- **Exercise instructions**
Show every line where "włoskie" occurs.

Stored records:
※

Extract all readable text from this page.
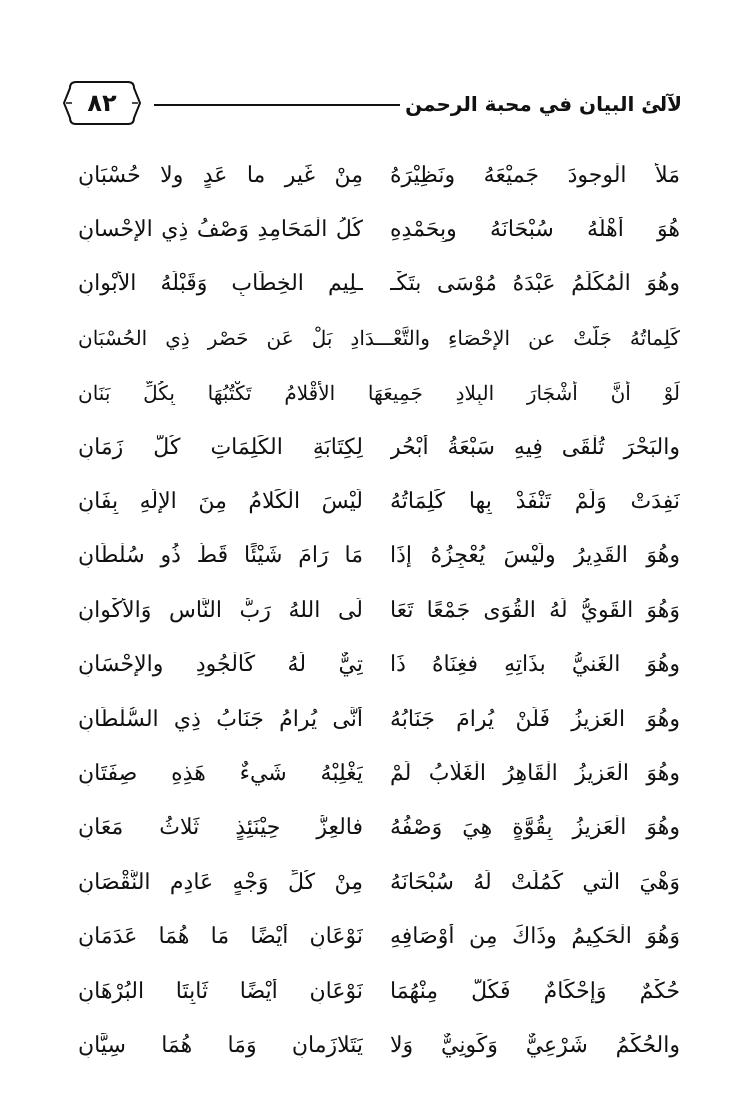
٨٢	لآلئ البيان في محبة الرحمن
مَلأَ الْوجودَ جَميْعَهُ ونَظِيْرَهُ
مِنْ غَيرِ ما عَدٍ ولا حُسْبَانِ
هُوَ أهْلُهُ سُبْحَانَهُ وبِحَمْدِهِ
كُلُ الْمَحَامِدِ وَصْفُ ذِي الإِحْسانِ
وهُوَ الْمُكَلِّمُ عَبْدَهُ مُوْسَى بتَكْـ
ـلِيمِ الخِطَابِ وَقَبْلَهُ الأبْوانِ
كَلِماتُهُ جَلَّتْ عن الإِحْصَاءِ والتَّعْـــدَادِ بَلْ عَن حَصْرِ ذِي الحُسْبَانِ
لَوْ أنَّ أشْجَارَ البِلادِ جَمِيعَهَا الأَقْلامُ تَكْتُبُهَا بِكُلِّ بَنَانِ
والبَحْرَ تُلْقَى فِيهِ سَبْعَةُ أبْحُرٍ
لِكِتَابَةِ الكَلِمَاتِ كُلَّ زَمَانِ
نَفِدَتْ وَلَمْ تَنْفَدْ بِها كَلِمَاتُهُ
لَيْسَ الْكَلامُ مِنَ الإِلَهِ بِفَانِ
وهُوَ القَدِيرُ ولَيْسَ يُعْجِزُهُ إذَا
مَا رَامَ شَيْئًا قَطُّ ذُو سُلْطَانِ
وَهُوَ القَوِيُّ لَهُ القُوَى جَمْعًا تَعَا
لَى اللهُ رَبُّ النَّاسِ وَالأَكْوانِ
وهُوَ الغَنيُّ بذَاتِهِ فغِنَاهُ ذَا
تِيٌّ لَهُ كَالْجُودِ والإِحْسَانِ
وهُوَ العَزِيزُ فَلَنْ يُرامَ جَنَابُهُ
أنَّى يُرامُ جَنَابُ ذِي السُّلْطَانِ
وهُوَ الْعَزِيزُ الْقَاهِرُ الْغَلَّابُ لَمْ
يَغْلِبْهُ شَيءٌ هَذِهِ صِفَتَانِ
وهُوَ الْعَزِيزُ بِقُوَّةٍ هِيَ وَصْفُهُ
فالعِزُّ حِيْنَئِذٍ ثَلاثُ مَعَانِ
وَهْيَ الَّتي كَمُلَتْ لَهُ سُبْحَانَهُ
مِنْ كُلِّ وَجْهٍ عَادِمِ النُّقْصَانِ
وَهُوَ الْحَكِيمُ وذَاكَ مِن أوْصَافِهِ
نَوْعَانِ أيْضًا مَا هُمَا عَدَمَانِ
حُكْمٌ وَإحْكَامٌ فَكُلٌّ مِنْهُمَا
نَوْعَانِ أيْضًا ثَابِتَا البُرْهَانِ
والحُكْمُ شَرْعِيٌّ وَكَونِيٌّ وَلا
يَتَلازَمانِ وَمَا هُمَا سِيَّانِ
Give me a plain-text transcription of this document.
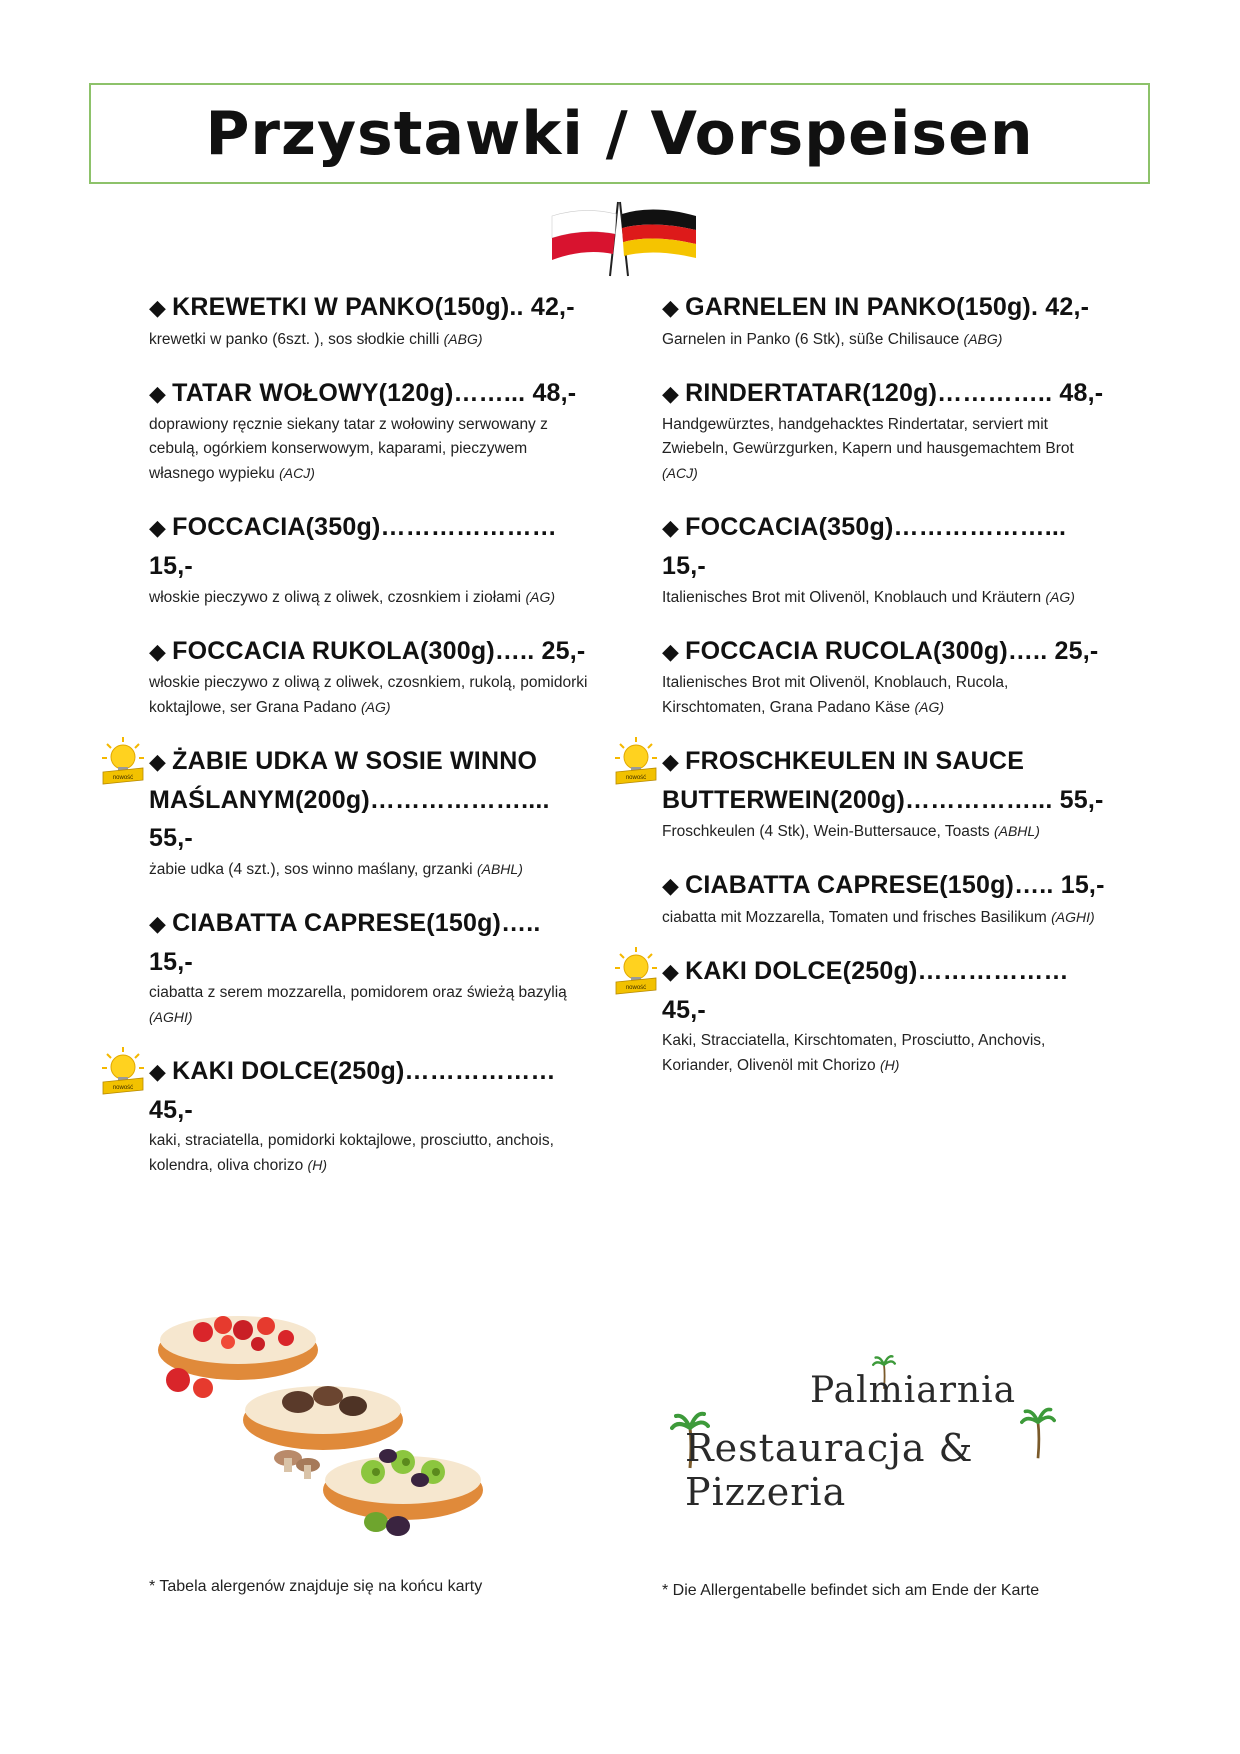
Przystawki / Vorspeisen
◆ KREWETKI W PANKO(150g).. 42,-
krewetki w panko (6szt. ), sos słodkie chilli (ABG)
◆ TATAR WOŁOWY(120g)……... 48,-
doprawiony ręcznie siekany tatar z wołowiny serwowany z cebulą, ogórkiem konserwowym, kaparami, pieczywem własnego wypieku (ACJ)
◆ FOCCACIA(350g)………………… 15,-
włoskie pieczywo z oliwą z oliwek, czosnkiem i ziołami (AG)
◆ FOCCACIA RUKOLA(300g)….. 25,-
włoskie pieczywo z oliwą z oliwek, czosnkiem, rukolą, pomidorki koktajlowe, ser Grana Padano (AG)
nowość
◆ ŻABIE UDKA W SOSIE WINNO MAŚLANYM(200g)……………….... 55,-
żabie udka (4 szt.), sos winno maślany, grzanki (ABHL)
◆ CIABATTA CAPRESE(150g)….. 15,-
ciabatta z serem mozzarella, pomidorem oraz świeżą bazylią (AGHI)
nowość
◆ KAKI DOLCE(250g)……………… 45,-
kaki, straciatella, pomidorki koktajlowe, prosciutto, anchois, kolendra, oliva chorizo (H)
◆ GARNELEN IN PANKO(150g). 42,-
Garnelen in Panko (6 Stk), süße Chilisauce (ABG)
◆ RINDERTATAR(120g)………….. 48,-
Handgewürztes, handgehacktes Rindertatar, serviert mit Zwiebeln, Gewürzgurken, Kapern und hausgemachtem Brot (ACJ)
◆ FOCCACIA(350g)………………... 15,-
Italienisches Brot mit Olivenöl, Knoblauch und Kräutern (AG)
◆ FOCCACIA RUCOLA(300g)….. 25,-
Italienisches Brot mit Olivenöl, Knoblauch, Rucola, Kirschtomaten, Grana Padano Käse (AG)
nowość
◆ FROSCHKEULEN IN SAUCE BUTTERWEIN(200g)……………... 55,-
Froschkeulen (4 Stk), Wein-Buttersauce, Toasts (ABHL)
◆ CIABATTA CAPRESE(150g)….. 15,-
ciabatta mit Mozzarella, Tomaten und frisches Basilikum (AGHI)
nowość
◆ KAKI DOLCE(250g)……………… 45,-
Kaki, Stracciatella, Kirschtomaten, Prosciutto, Anchovis, Koriander, Olivenöl mit Chorizo (H)
Palmiarnia
Restauracja & Pizzeria
* Tabela alergenów znajduje się na końcu karty	* Die Allergentabelle befindet sich am Ende der Karte
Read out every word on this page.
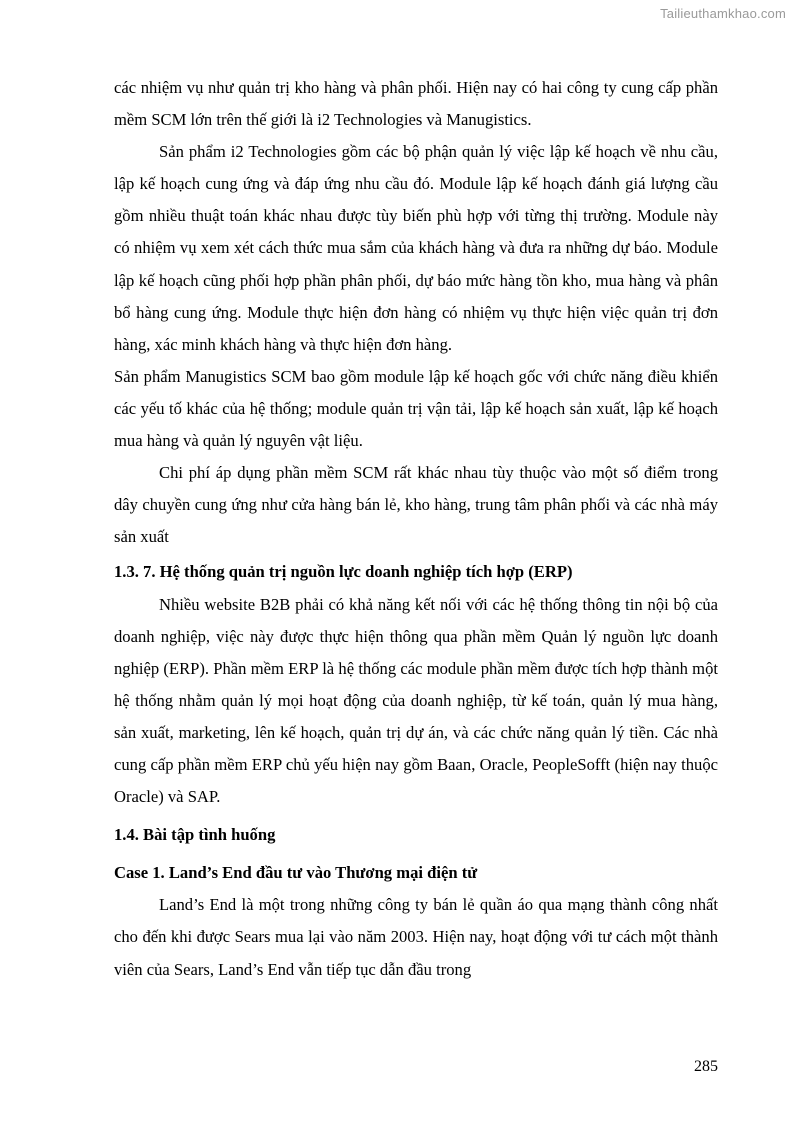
Tailieuthamkhao.com

các nhiệm vụ như quản trị kho hàng và phân phối. Hiện nay có hai công ty cung cấp phần mềm SCM lớn trên thế giới là i2 Technologies và Manugistics.

Sản phẩm i2 Technologies gồm các bộ phận quản lý việc lập kế hoạch về nhu cầu, lập kế hoạch cung ứng và đáp ứng nhu cầu đó. Module lập kế hoạch đánh giá lượng cầu gồm nhiều thuật toán khác nhau được tùy biến phù hợp với từng thị trường. Module này có nhiệm vụ xem xét cách thức mua sắm của khách hàng và đưa ra những dự báo. Module lập kế hoạch cũng phối hợp phần phân phối, dự báo mức hàng tồn kho, mua hàng và phân bổ hàng cung ứng. Module thực hiện đơn hàng có nhiệm vụ thực hiện việc quản trị đơn hàng, xác minh khách hàng và thực hiện đơn hàng.

Sản phẩm Manugistics SCM bao gồm module lập kế hoạch gốc với chức năng điều khiển các yếu tố khác của hệ thống; module quản trị vận tải, lập kế hoạch sản xuất, lập kế hoạch mua hàng và quản lý nguyên vật liệu.

Chi phí áp dụng phần mềm SCM rất khác nhau tùy thuộc vào một số điểm trong dây chuyền cung ứng như cửa hàng bán lẻ, kho hàng, trung tâm phân phối và các nhà máy sản xuất

1.3. 7. Hệ thống quản trị nguồn lực doanh nghiệp tích hợp (ERP)

Nhiều website B2B phải có khả năng kết nối với các hệ thống thông tin nội bộ của doanh nghiệp, việc này được thực hiện thông qua phần mềm Quản lý nguồn lực doanh nghiệp (ERP). Phần mềm ERP là hệ thống các module phần mềm được tích hợp thành một hệ thống nhằm quản lý mọi hoạt động của doanh nghiệp, từ kế toán, quản lý mua hàng, sản xuất, marketing, lên kế hoạch, quản trị dự án, và các chức năng quản lý tiền. Các nhà cung cấp phần mềm ERP chủ yếu hiện nay gồm Baan, Oracle, PeopleSofft (hiện nay thuộc Oracle) và SAP.

1.4. Bài tập tình huống

Case 1. Land’s End đầu tư vào Thương mại điện tử

Land’s End là một trong những công ty bán lẻ quần áo qua mạng thành công nhất cho đến khi được Sears mua lại vào năm 2003. Hiện nay, hoạt động với tư cách một thành viên của Sears, Land’s End vẫn tiếp tục dẫn đầu trong

285
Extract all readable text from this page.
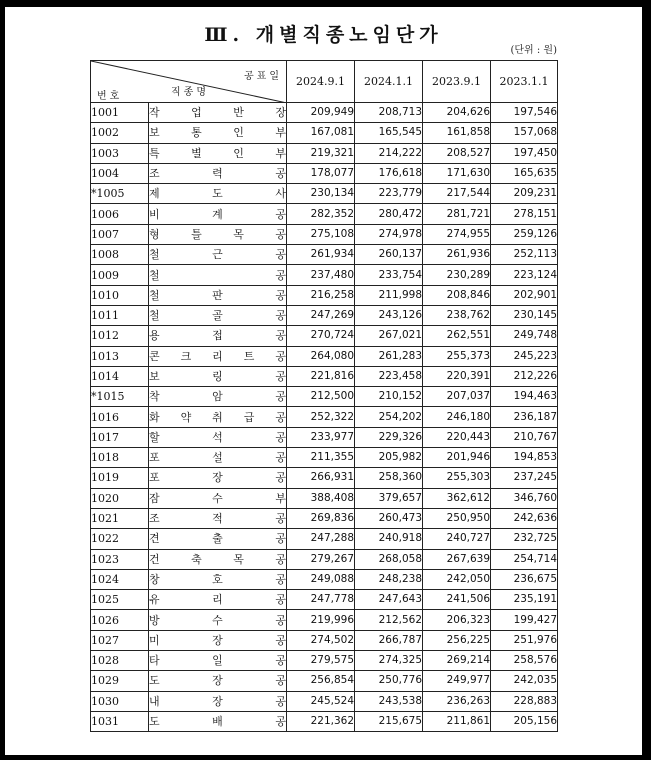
Ⅲ. 개별직종노임단가
(단위 : 원)
공표일
직종명
번호		2024.9.1	2024.1.1	2023.9.1	2023.1.1
1001	작 업 반 장	209,949	208,713	204,626	197,546
1002	보 통 인 부	167,081	165,545	161,858	157,068
1003	특 별 인 부	219,321	214,222	208,527	197,450
1004	조 력 공	178,077	176,618	171,630	165,635
*1005	제 도 사	230,134	223,779	217,544	209,231
1006	비 계 공	282,352	280,472	281,721	278,151
1007	형 틀 목 공	275,108	274,978	274,955	259,126
1008	철 근 공	261,934	260,137	261,936	252,113
1009	철 공	237,480	233,754	230,289	223,124
1010	철 판 공	216,258	211,998	208,846	202,901
1011	철 골 공	247,269	243,126	238,762	230,145
1012	용 접 공	270,724	267,021	262,551	249,748
1013	콘 크 리 트 공	264,080	261,283	255,373	245,223
1014	보 링 공	221,816	223,458	220,391	212,226
*1015	착 암 공	212,500	210,152	207,037	194,463
1016	화 약 취 급 공	252,322	254,202	246,180	236,187
1017	할 석 공	233,977	229,326	220,443	210,767
1018	포 설 공	211,355	205,982	201,946	194,853
1019	포 장 공	266,931	258,360	255,303	237,245
1020	잠 수 부	388,408	379,657	362,612	346,760
1021	조 적 공	269,836	260,473	250,950	242,636
1022	견 출 공	247,288	240,918	240,727	232,725
1023	건 축 목 공	279,267	268,058	267,639	254,714
1024	창 호 공	249,088	248,238	242,050	236,675
1025	유 리 공	247,778	247,643	241,506	235,191
1026	방 수 공	219,996	212,562	206,323	199,427
1027	미 장 공	274,502	266,787	256,225	251,976
1028	타 일 공	279,575	274,325	269,214	258,576
1029	도 장 공	256,854	250,776	249,977	242,035
1030	내 장 공	245,524	243,538	236,263	228,883
1031	도 배 공	221,362	215,675	211,861	205,156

※

- **Full output**
włoskie pieczywo z oliwą z oliwek, czosnkiem i ziołami (AG)
włoskie pieczywo z oliwą z oliwek, czosnkiem, rukolą, pomidorki koktajlowe, ser Grana Padano (AG)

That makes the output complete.